Exercise aim:
Your task is to print every entry below exactly as given.

─── Provided information

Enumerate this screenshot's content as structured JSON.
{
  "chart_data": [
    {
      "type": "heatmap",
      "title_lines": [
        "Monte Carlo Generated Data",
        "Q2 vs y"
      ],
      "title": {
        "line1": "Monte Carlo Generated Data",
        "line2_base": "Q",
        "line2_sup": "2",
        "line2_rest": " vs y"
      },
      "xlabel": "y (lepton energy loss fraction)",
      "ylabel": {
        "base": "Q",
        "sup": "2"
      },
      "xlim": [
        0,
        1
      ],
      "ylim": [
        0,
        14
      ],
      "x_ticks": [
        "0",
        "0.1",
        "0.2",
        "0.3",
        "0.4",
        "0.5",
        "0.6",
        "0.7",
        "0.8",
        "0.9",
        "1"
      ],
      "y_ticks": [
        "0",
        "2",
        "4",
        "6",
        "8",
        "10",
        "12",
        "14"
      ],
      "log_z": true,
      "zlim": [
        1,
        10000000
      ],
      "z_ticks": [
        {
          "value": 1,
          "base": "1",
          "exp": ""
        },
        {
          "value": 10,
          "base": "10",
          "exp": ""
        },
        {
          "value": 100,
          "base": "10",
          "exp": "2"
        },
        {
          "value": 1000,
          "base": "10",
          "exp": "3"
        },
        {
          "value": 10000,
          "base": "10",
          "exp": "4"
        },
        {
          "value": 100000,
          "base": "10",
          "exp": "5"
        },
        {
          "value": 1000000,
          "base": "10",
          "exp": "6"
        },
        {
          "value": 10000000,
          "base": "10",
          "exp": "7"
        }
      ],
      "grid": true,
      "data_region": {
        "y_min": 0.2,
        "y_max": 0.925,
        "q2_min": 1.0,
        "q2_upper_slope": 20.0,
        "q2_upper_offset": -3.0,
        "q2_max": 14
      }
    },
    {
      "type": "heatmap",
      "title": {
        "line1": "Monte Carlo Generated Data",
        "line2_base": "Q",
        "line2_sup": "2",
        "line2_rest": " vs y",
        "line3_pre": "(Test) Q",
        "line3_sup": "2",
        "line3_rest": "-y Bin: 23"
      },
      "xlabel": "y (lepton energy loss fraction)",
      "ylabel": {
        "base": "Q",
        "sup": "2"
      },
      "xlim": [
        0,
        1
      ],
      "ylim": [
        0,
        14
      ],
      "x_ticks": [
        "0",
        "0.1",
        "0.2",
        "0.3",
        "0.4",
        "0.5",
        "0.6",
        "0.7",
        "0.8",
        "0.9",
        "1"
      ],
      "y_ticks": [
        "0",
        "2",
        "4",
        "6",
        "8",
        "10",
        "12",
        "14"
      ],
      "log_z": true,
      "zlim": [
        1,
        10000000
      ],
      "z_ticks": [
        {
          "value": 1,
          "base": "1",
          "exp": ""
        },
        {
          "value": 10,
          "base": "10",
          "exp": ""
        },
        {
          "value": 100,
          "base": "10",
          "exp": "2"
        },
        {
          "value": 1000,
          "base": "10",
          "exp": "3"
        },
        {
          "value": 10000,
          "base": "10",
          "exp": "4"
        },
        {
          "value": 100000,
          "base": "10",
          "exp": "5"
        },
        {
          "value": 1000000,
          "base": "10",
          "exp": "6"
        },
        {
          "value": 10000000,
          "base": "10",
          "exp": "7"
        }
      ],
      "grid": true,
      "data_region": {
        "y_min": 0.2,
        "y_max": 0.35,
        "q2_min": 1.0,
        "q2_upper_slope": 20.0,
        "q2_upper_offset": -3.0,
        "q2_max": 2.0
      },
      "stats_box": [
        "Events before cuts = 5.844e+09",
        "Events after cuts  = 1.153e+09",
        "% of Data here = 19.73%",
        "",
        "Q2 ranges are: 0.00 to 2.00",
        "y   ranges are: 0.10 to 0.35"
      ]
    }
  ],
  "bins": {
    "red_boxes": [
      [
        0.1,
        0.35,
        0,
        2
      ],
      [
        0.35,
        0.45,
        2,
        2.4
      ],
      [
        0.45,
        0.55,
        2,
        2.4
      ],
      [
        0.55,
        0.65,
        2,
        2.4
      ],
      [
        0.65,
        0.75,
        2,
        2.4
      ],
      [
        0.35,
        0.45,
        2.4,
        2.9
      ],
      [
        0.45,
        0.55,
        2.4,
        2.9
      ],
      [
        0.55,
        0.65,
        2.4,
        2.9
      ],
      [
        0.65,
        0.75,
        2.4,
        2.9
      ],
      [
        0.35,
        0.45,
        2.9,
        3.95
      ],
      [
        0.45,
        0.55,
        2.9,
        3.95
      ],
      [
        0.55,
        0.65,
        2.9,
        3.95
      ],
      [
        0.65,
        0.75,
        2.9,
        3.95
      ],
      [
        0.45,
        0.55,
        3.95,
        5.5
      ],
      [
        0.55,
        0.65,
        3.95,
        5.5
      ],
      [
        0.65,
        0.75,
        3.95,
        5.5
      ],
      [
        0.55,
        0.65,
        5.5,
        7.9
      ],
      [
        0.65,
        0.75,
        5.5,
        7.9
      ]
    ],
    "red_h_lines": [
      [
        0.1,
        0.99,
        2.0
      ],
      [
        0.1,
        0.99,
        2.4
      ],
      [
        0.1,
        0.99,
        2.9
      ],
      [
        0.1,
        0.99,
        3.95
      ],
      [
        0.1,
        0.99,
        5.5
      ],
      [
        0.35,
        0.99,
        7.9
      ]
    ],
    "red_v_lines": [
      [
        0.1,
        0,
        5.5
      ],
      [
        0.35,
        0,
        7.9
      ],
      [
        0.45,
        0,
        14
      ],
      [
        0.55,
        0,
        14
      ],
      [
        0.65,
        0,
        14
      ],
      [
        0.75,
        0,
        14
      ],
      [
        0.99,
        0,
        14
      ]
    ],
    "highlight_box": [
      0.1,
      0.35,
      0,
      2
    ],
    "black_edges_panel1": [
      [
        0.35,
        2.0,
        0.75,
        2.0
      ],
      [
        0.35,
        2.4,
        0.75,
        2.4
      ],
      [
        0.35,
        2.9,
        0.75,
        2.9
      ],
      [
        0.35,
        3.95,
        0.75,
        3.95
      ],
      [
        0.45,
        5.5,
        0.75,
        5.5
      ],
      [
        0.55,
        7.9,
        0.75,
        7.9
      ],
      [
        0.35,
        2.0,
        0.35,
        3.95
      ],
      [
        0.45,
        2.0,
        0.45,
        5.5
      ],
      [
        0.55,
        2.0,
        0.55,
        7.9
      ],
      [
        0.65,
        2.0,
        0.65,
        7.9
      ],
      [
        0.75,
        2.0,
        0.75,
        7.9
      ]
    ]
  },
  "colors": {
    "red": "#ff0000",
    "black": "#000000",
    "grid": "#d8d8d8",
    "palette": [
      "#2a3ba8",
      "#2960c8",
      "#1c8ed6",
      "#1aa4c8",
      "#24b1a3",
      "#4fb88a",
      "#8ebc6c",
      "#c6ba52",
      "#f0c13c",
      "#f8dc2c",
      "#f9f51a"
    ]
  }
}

──────

Result of the exercise:
Enumerate this screenshot's content as structured JSON.
{
  "chart_data": [
    {
      "type": "heatmap",
      "title_lines": [
        "Monte Carlo Generated Data",
        "Q2 vs y"
      ],
      "title": {
        "line1": "Monte Carlo Generated Data",
        "line2_base": "Q",
        "line2_sup": "2",
        "line2_rest": " vs y"
      },
      "xlabel": "y (lepton energy loss fraction)",
      "ylabel": {
        "base": "Q",
        "sup": "2"
      },
      "xlim": [
        0,
        1
      ],
      "ylim": [
        0,
        14
      ],
      "x_ticks": [
        "0",
        "0.1",
        "0.2",
        "0.3",
        "0.4",
        "0.5",
        "0.6",
        "0.7",
        "0.8",
        "0.9",
        "1"
      ],
      "y_ticks": [
        "0",
        "2",
        "4",
        "6",
        "8",
        "10",
        "12",
        "14"
      ],
      "log_z": true,
      "zlim": [
        1,
        10000000
      ],
      "z_ticks": [
        {
          "value": 1,
          "base": "1",
          "exp": ""
        },
        {
          "value": 10,
          "base": "10",
          "exp": ""
        },
        {
          "value": 100,
          "base": "10",
          "exp": "2"
        },
        {
          "value": 1000,
          "base": "10",
          "exp": "3"
        },
        {
          "value": 10000,
          "base": "10",
          "exp": "4"
        },
        {
          "value": 100000,
          "base": "10",
          "exp": "5"
        },
        {
          "value": 1000000,
          "base": "10",
          "exp": "6"
        },
        {
          "value": 10000000,
          "base": "10",
          "exp": "7"
        }
      ],
      "grid": true,
      "data_region": {
        "y_min": 0.2,
        "y_max": 0.925,
        "q2_min": 1.0,
        "q2_upper_slope": 20.0,
        "q2_upper_offset": -3.0,
        "q2_max": 14
      }
    },
    {
      "type": "heatmap",
      "title": {
        "line1": "Monte Carlo Generated Data",
        "line2_base": "Q",
        "line2_sup": "2",
        "line2_rest": " vs y",
        "line3_pre": "(Test) Q",
        "line3_sup": "2",
        "line3_rest": "-y Bin: 23"
      },
      "xlabel": "y (lepton energy loss fraction)",
      "ylabel": {
        "base": "Q",
        "sup": "2"
      },
      "xlim": [
        0,
        1
      ],
      "ylim": [
        0,
        14
      ],
      "x_ticks": [
        "0",
        "0.1",
        "0.2",
        "0.3",
        "0.4",
        "0.5",
        "0.6",
        "0.7",
        "0.8",
        "0.9",
        "1"
      ],
      "y_ticks": [
        "0",
        "2",
        "4",
        "6",
        "8",
        "10",
        "12",
        "14"
      ],
      "log_z": true,
      "zlim": [
        1,
        10000000
      ],
      "z_ticks": [
        {
          "value": 1,
          "base": "1",
          "exp": ""
        },
        {
          "value": 10,
          "base": "10",
          "exp": ""
        },
        {
          "value": 100,
          "base": "10",
          "exp": "2"
        },
        {
          "value": 1000,
          "base": "10",
          "exp": "3"
        },
        {
          "value": 10000,
          "base": "10",
          "exp": "4"
        },
        {
          "value": 100000,
          "base": "10",
          "exp": "5"
        },
        {
          "value": 1000000,
          "base": "10",
          "exp": "6"
        },
        {
          "value": 10000000,
          "base": "10",
          "exp": "7"
        }
      ],
      "grid": true,
      "data_region": {
        "y_min": 0.2,
        "y_max": 0.35,
        "q2_min": 1.0,
        "q2_upper_slope": 20.0,
        "q2_upper_offset": -3.0,
        "q2_max": 2.0
      },
      "stats_box": [
        "Events before cuts = 5.844e+09",
        "Events after cuts  = 1.153e+09",
        "% of Data here = 19.73%",
        "",
        "Q2 ranges are: 0.00 to 2.00",
        "y   ranges are: 0.10 to 0.35"
      ]
    }
  ],
  "bins": {
    "red_boxes": [
      [
        0.1,
        0.35,
        0,
        2
      ],
      [
        0.35,
        0.45,
        2,
        2.4
      ],
      [
        0.45,
        0.55,
        2,
        2.4
      ],
      [
        0.55,
        0.65,
        2,
        2.4
      ],
      [
        0.65,
        0.75,
        2,
        2.4
      ],
      [
        0.35,
        0.45,
        2.4,
        2.9
      ],
      [
        0.45,
        0.55,
        2.4,
        2.9
      ],
      [
        0.55,
        0.65,
        2.4,
        2.9
      ],
      [
        0.65,
        0.75,
        2.4,
        2.9
      ],
      [
        0.35,
        0.45,
        2.9,
        3.95
      ],
      [
        0.45,
        0.55,
        2.9,
        3.95
      ],
      [
        0.55,
        0.65,
        2.9,
        3.95
      ],
      [
        0.65,
        0.75,
        2.9,
        3.95
      ],
      [
        0.45,
        0.55,
        3.95,
        5.5
      ],
      [
        0.55,
        0.65,
        3.95,
        5.5
      ],
      [
        0.65,
        0.75,
        3.95,
        5.5
      ],
      [
        0.55,
        0.65,
        5.5,
        7.9
      ],
      [
        0.65,
        0.75,
        5.5,
        7.9
      ]
    ],
    "red_h_lines": [
      [
        0.1,
        0.99,
        2.0
      ],
      [
        0.1,
        0.99,
        2.4
      ],
      [
        0.1,
        0.99,
        2.9
      ],
      [
        0.1,
        0.99,
        3.95
      ],
      [
        0.1,
        0.99,
        5.5
      ],
      [
        0.35,
        0.99,
        7.9
      ]
    ],
    "red_v_lines": [
      [
        0.1,
        0,
        5.5
      ],
      [
        0.35,
        0,
        7.9
      ],
      [
        0.45,
        0,
        14
      ],
      [
        0.55,
        0,
        14
      ],
      [
        0.65,
        0,
        14
      ],
      [
        0.75,
        0,
        14
      ],
      [
        0.99,
        0,
        14
      ]
    ],
    "highlight_box": [
      0.1,
      0.35,
      0,
      2
    ],
    "black_edges_panel1": [
      [
        0.35,
        2.0,
        0.75,
        2.0
      ],
      [
        0.35,
        2.4,
        0.75,
        2.4
      ],
      [
        0.35,
        2.9,
        0.75,
        2.9
      ],
      [
        0.35,
        3.95,
        0.75,
        3.95
      ],
      [
        0.45,
        5.5,
        0.75,
        5.5
      ],
      [
        0.55,
        7.9,
        0.75,
        7.9
      ],
      [
        0.35,
        2.0,
        0.35,
        3.95
      ],
      [
        0.45,
        2.0,
        0.45,
        5.5
      ],
      [
        0.55,
        2.0,
        0.55,
        7.9
      ],
      [
        0.65,
        2.0,
        0.65,
        7.9
      ],
      [
        0.75,
        2.0,
        0.75,
        7.9
      ]
    ]
  },
  "colors": {
    "red": "#ff0000",
    "black": "#000000",
    "grid": "#d8d8d8",
    "palette": [
      "#2a3ba8",
      "#2960c8",
      "#1c8ed6",
      "#1aa4c8",
      "#24b1a3",
      "#4fb88a",
      "#8ebc6c",
      "#c6ba52",
      "#f0c13c",
      "#f8dc2c",
      "#f9f51a"
    ]
  }
}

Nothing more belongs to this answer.